**About this exercise:**
What is the number of lines in these records with "value" in them? Answer with that number only.

**Items listed in a dataset:**
======

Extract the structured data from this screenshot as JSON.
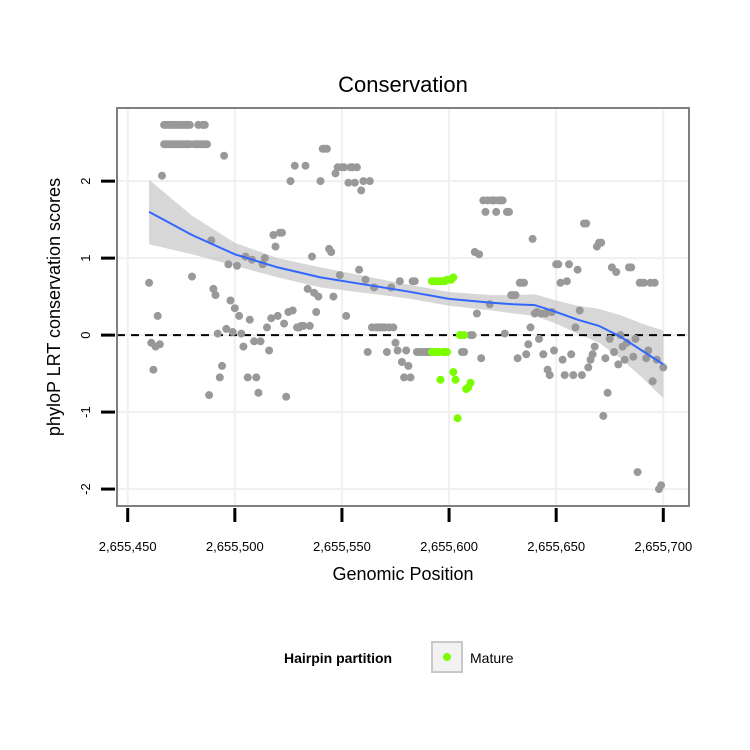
{
  "chart_data": {
    "type": "scatter",
    "title": "Conservation",
    "xlabel": "Genomic Position",
    "ylabel": "phyloP LRT conservation scores",
    "xlim": [
      2655445,
      2655712
    ],
    "ylim": [
      -2.22,
      2.95
    ],
    "x_ticks": [
      {
        "value": 2655450,
        "label": "2,655,450"
      },
      {
        "value": 2655500,
        "label": "2,655,500"
      },
      {
        "value": 2655550,
        "label": "2,655,550"
      },
      {
        "value": 2655600,
        "label": "2,655,600"
      },
      {
        "value": 2655650,
        "label": "2,655,650"
      },
      {
        "value": 2655700,
        "label": "2,655,700"
      }
    ],
    "y_ticks": [
      {
        "value": -2,
        "label": "-2"
      },
      {
        "value": -1,
        "label": "-1"
      },
      {
        "value": 0,
        "label": "0"
      },
      {
        "value": 1,
        "label": "1"
      },
      {
        "value": 2,
        "label": "2"
      }
    ],
    "reference_line": {
      "y": 0,
      "style": "dashed"
    },
    "legend": {
      "title": "Hairpin partition",
      "entries": [
        {
          "label": "Mature",
          "color": "#7cfc00"
        }
      ],
      "position": "bottom"
    },
    "colors": {
      "other": "#999999",
      "mature": "#7cfc00",
      "smooth": "#3366ff",
      "band": "#bdbdbd",
      "grid": "#f0f0f0",
      "border": "#7f7f7f"
    },
    "series": [
      {
        "name": "Other",
        "points": [
          [
            2655460,
            0.68
          ],
          [
            2655461,
            -0.1
          ],
          [
            2655462,
            -0.45
          ],
          [
            2655463,
            -0.15
          ],
          [
            2655464,
            0.25
          ],
          [
            2655465,
            -0.12
          ],
          [
            2655466,
            2.07
          ],
          [
            2655467,
            2.73
          ],
          [
            2655467,
            2.48
          ],
          [
            2655468,
            2.73
          ],
          [
            2655468,
            2.48
          ],
          [
            2655469,
            2.73
          ],
          [
            2655469,
            2.48
          ],
          [
            2655470,
            2.73
          ],
          [
            2655470,
            2.48
          ],
          [
            2655471,
            2.73
          ],
          [
            2655471,
            2.48
          ],
          [
            2655472,
            2.73
          ],
          [
            2655472,
            2.48
          ],
          [
            2655473,
            2.73
          ],
          [
            2655473,
            2.48
          ],
          [
            2655474,
            2.73
          ],
          [
            2655474,
            2.48
          ],
          [
            2655475,
            2.73
          ],
          [
            2655475,
            2.48
          ],
          [
            2655476,
            2.73
          ],
          [
            2655476,
            2.48
          ],
          [
            2655477,
            2.73
          ],
          [
            2655477,
            2.48
          ],
          [
            2655478,
            2.73
          ],
          [
            2655478,
            2.48
          ],
          [
            2655479,
            2.73
          ],
          [
            2655479,
            2.48
          ],
          [
            2655480,
            0.76
          ],
          [
            2655481,
            2.48
          ],
          [
            2655482,
            2.48
          ],
          [
            2655483,
            2.73
          ],
          [
            2655483,
            2.48
          ],
          [
            2655484,
            2.48
          ],
          [
            2655485,
            2.73
          ],
          [
            2655485,
            2.48
          ],
          [
            2655486,
            2.73
          ],
          [
            2655486,
            2.48
          ],
          [
            2655487,
            2.48
          ],
          [
            2655488,
            -0.78
          ],
          [
            2655489,
            1.23
          ],
          [
            2655490,
            0.6
          ],
          [
            2655491,
            0.52
          ],
          [
            2655492,
            0.02
          ],
          [
            2655493,
            -0.55
          ],
          [
            2655494,
            -0.4
          ],
          [
            2655495,
            2.33
          ],
          [
            2655496,
            0.08
          ],
          [
            2655497,
            0.92
          ],
          [
            2655498,
            0.45
          ],
          [
            2655499,
            0.04
          ],
          [
            2655500,
            0.35
          ],
          [
            2655501,
            0.9
          ],
          [
            2655502,
            0.25
          ],
          [
            2655503,
            0.02
          ],
          [
            2655504,
            -0.15
          ],
          [
            2655505,
            1.02
          ],
          [
            2655506,
            -0.55
          ],
          [
            2655507,
            0.2
          ],
          [
            2655508,
            0.98
          ],
          [
            2655509,
            -0.08
          ],
          [
            2655510,
            -0.55
          ],
          [
            2655511,
            -0.75
          ],
          [
            2655512,
            -0.08
          ],
          [
            2655513,
            0.92
          ],
          [
            2655514,
            1.0
          ],
          [
            2655515,
            0.1
          ],
          [
            2655516,
            -0.2
          ],
          [
            2655517,
            0.22
          ],
          [
            2655518,
            1.3
          ],
          [
            2655519,
            1.15
          ],
          [
            2655520,
            0.25
          ],
          [
            2655521,
            1.33
          ],
          [
            2655522,
            1.33
          ],
          [
            2655523,
            0.15
          ],
          [
            2655524,
            -0.8
          ],
          [
            2655525,
            0.3
          ],
          [
            2655526,
            2.0
          ],
          [
            2655527,
            0.32
          ],
          [
            2655528,
            2.2
          ],
          [
            2655529,
            0.1
          ],
          [
            2655530,
            0.1
          ],
          [
            2655531,
            0.12
          ],
          [
            2655532,
            0.12
          ],
          [
            2655533,
            2.2
          ],
          [
            2655534,
            0.6
          ],
          [
            2655535,
            0.12
          ],
          [
            2655536,
            1.02
          ],
          [
            2655537,
            0.55
          ],
          [
            2655538,
            0.3
          ],
          [
            2655539,
            0.5
          ],
          [
            2655540,
            2.0
          ],
          [
            2655541,
            2.42
          ],
          [
            2655542,
            2.42
          ],
          [
            2655543,
            2.42
          ],
          [
            2655544,
            1.12
          ],
          [
            2655545,
            1.08
          ],
          [
            2655546,
            0.5
          ],
          [
            2655547,
            2.1
          ],
          [
            2655548,
            2.18
          ],
          [
            2655549,
            0.78
          ],
          [
            2655550,
            2.18
          ],
          [
            2655551,
            2.18
          ],
          [
            2655552,
            0.25
          ],
          [
            2655553,
            1.98
          ],
          [
            2655554,
            2.18
          ],
          [
            2655555,
            2.18
          ],
          [
            2655556,
            1.98
          ],
          [
            2655557,
            2.18
          ],
          [
            2655558,
            0.85
          ],
          [
            2655559,
            1.88
          ],
          [
            2655560,
            2.0
          ],
          [
            2655561,
            0.72
          ],
          [
            2655562,
            -0.22
          ],
          [
            2655563,
            2.0
          ],
          [
            2655564,
            0.1
          ],
          [
            2655565,
            0.62
          ],
          [
            2655566,
            0.1
          ],
          [
            2655567,
            0.1
          ],
          [
            2655568,
            0.1
          ],
          [
            2655569,
            0.1
          ],
          [
            2655570,
            0.1
          ],
          [
            2655571,
            -0.22
          ],
          [
            2655572,
            0.1
          ],
          [
            2655573,
            0.62
          ],
          [
            2655574,
            0.1
          ],
          [
            2655575,
            -0.1
          ],
          [
            2655576,
            -0.2
          ],
          [
            2655577,
            0.7
          ],
          [
            2655578,
            -0.35
          ],
          [
            2655579,
            -0.55
          ],
          [
            2655580,
            -0.2
          ],
          [
            2655581,
            -0.4
          ],
          [
            2655582,
            -0.55
          ],
          [
            2655583,
            0.7
          ],
          [
            2655584,
            0.7
          ],
          [
            2655585,
            -0.22
          ],
          [
            2655586,
            -0.22
          ],
          [
            2655587,
            -0.22
          ],
          [
            2655588,
            -0.22
          ],
          [
            2655589,
            -0.22
          ],
          [
            2655590,
            -0.22
          ],
          [
            2655591,
            -0.22
          ],
          [
            2655606,
            -0.22
          ],
          [
            2655607,
            -0.22
          ],
          [
            2655610,
            0.0
          ],
          [
            2655611,
            0.0
          ],
          [
            2655612,
            1.08
          ],
          [
            2655613,
            0.28
          ],
          [
            2655614,
            1.05
          ],
          [
            2655615,
            -0.3
          ],
          [
            2655616,
            1.75
          ],
          [
            2655617,
            1.6
          ],
          [
            2655618,
            1.75
          ],
          [
            2655619,
            0.4
          ],
          [
            2655620,
            1.75
          ],
          [
            2655621,
            1.75
          ],
          [
            2655622,
            1.6
          ],
          [
            2655623,
            1.75
          ],
          [
            2655624,
            1.75
          ],
          [
            2655625,
            1.75
          ],
          [
            2655626,
            0.02
          ],
          [
            2655627,
            1.6
          ],
          [
            2655628,
            1.6
          ],
          [
            2655629,
            0.52
          ],
          [
            2655630,
            0.52
          ],
          [
            2655631,
            0.52
          ],
          [
            2655632,
            -0.3
          ],
          [
            2655633,
            0.68
          ],
          [
            2655634,
            0.68
          ],
          [
            2655635,
            0.68
          ],
          [
            2655636,
            -0.25
          ],
          [
            2655637,
            -0.12
          ],
          [
            2655638,
            0.1
          ],
          [
            2655639,
            1.25
          ],
          [
            2655640,
            0.28
          ],
          [
            2655641,
            0.3
          ],
          [
            2655642,
            -0.05
          ],
          [
            2655643,
            0.28
          ],
          [
            2655644,
            -0.25
          ],
          [
            2655645,
            0.28
          ],
          [
            2655646,
            -0.45
          ],
          [
            2655647,
            -0.52
          ],
          [
            2655648,
            0.3
          ],
          [
            2655649,
            -0.2
          ],
          [
            2655650,
            0.92
          ],
          [
            2655651,
            0.92
          ],
          [
            2655652,
            0.68
          ],
          [
            2655653,
            -0.32
          ],
          [
            2655654,
            -0.52
          ],
          [
            2655655,
            0.7
          ],
          [
            2655656,
            0.92
          ],
          [
            2655657,
            -0.25
          ],
          [
            2655658,
            -0.52
          ],
          [
            2655659,
            0.1
          ],
          [
            2655660,
            0.85
          ],
          [
            2655661,
            0.32
          ],
          [
            2655662,
            -0.52
          ],
          [
            2655663,
            1.45
          ],
          [
            2655664,
            1.45
          ],
          [
            2655665,
            -0.42
          ],
          [
            2655666,
            -0.32
          ],
          [
            2655667,
            -0.25
          ],
          [
            2655668,
            -0.15
          ],
          [
            2655669,
            1.15
          ],
          [
            2655670,
            1.2
          ],
          [
            2655671,
            1.2
          ],
          [
            2655672,
            -1.05
          ],
          [
            2655673,
            -0.3
          ],
          [
            2655674,
            -0.75
          ],
          [
            2655675,
            -0.05
          ],
          [
            2655676,
            0.88
          ],
          [
            2655677,
            -0.22
          ],
          [
            2655678,
            0.82
          ],
          [
            2655679,
            -0.38
          ],
          [
            2655680,
            0.0
          ],
          [
            2655681,
            -0.15
          ],
          [
            2655682,
            -0.32
          ],
          [
            2655683,
            -0.1
          ],
          [
            2655684,
            0.88
          ],
          [
            2655685,
            0.88
          ],
          [
            2655686,
            -0.28
          ],
          [
            2655687,
            -0.05
          ],
          [
            2655688,
            -1.78
          ],
          [
            2655689,
            0.68
          ],
          [
            2655690,
            0.68
          ],
          [
            2655691,
            0.68
          ],
          [
            2655692,
            -0.3
          ],
          [
            2655693,
            -0.2
          ],
          [
            2655694,
            0.68
          ],
          [
            2655695,
            -0.6
          ],
          [
            2655696,
            0.68
          ],
          [
            2655697,
            -0.32
          ],
          [
            2655698,
            -2.0
          ],
          [
            2655699,
            -1.95
          ],
          [
            2655700,
            -0.42
          ]
        ]
      },
      {
        "name": "Mature",
        "points": [
          [
            2655592,
            0.7
          ],
          [
            2655593,
            0.7
          ],
          [
            2655594,
            0.7
          ],
          [
            2655595,
            0.7
          ],
          [
            2655596,
            0.7
          ],
          [
            2655597,
            0.7
          ],
          [
            2655598,
            0.7
          ],
          [
            2655599,
            0.72
          ],
          [
            2655600,
            0.72
          ],
          [
            2655601,
            0.72
          ],
          [
            2655602,
            0.75
          ],
          [
            2655592,
            -0.22
          ],
          [
            2655593,
            -0.22
          ],
          [
            2655594,
            -0.22
          ],
          [
            2655595,
            -0.22
          ],
          [
            2655596,
            -0.58
          ],
          [
            2655597,
            -0.22
          ],
          [
            2655598,
            -0.22
          ],
          [
            2655599,
            -0.22
          ],
          [
            2655602,
            -0.48
          ],
          [
            2655603,
            -0.58
          ],
          [
            2655604,
            -1.08
          ],
          [
            2655605,
            0.0
          ],
          [
            2655606,
            0.0
          ],
          [
            2655607,
            0.0
          ],
          [
            2655608,
            -0.7
          ],
          [
            2655609,
            -0.68
          ],
          [
            2655610,
            -0.62
          ]
        ]
      }
    ],
    "smooth": {
      "x": [
        2655460,
        2655480,
        2655500,
        2655520,
        2655540,
        2655560,
        2655580,
        2655600,
        2655620,
        2655630,
        2655640,
        2655650,
        2655660,
        2655670,
        2655680,
        2655690,
        2655700
      ],
      "y": [
        1.6,
        1.3,
        1.05,
        0.88,
        0.75,
        0.66,
        0.57,
        0.47,
        0.42,
        0.4,
        0.39,
        0.3,
        0.2,
        0.12,
        -0.02,
        -0.2,
        -0.38
      ],
      "lower": [
        1.18,
        1.05,
        0.9,
        0.75,
        0.62,
        0.55,
        0.48,
        0.38,
        0.32,
        0.28,
        0.25,
        0.15,
        0.02,
        -0.1,
        -0.3,
        -0.55,
        -0.82
      ],
      "upper": [
        2.02,
        1.55,
        1.2,
        1.0,
        0.88,
        0.77,
        0.66,
        0.56,
        0.52,
        0.52,
        0.53,
        0.45,
        0.38,
        0.34,
        0.26,
        0.15,
        0.06
      ]
    }
  }
}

======

**Completed exercise:**
11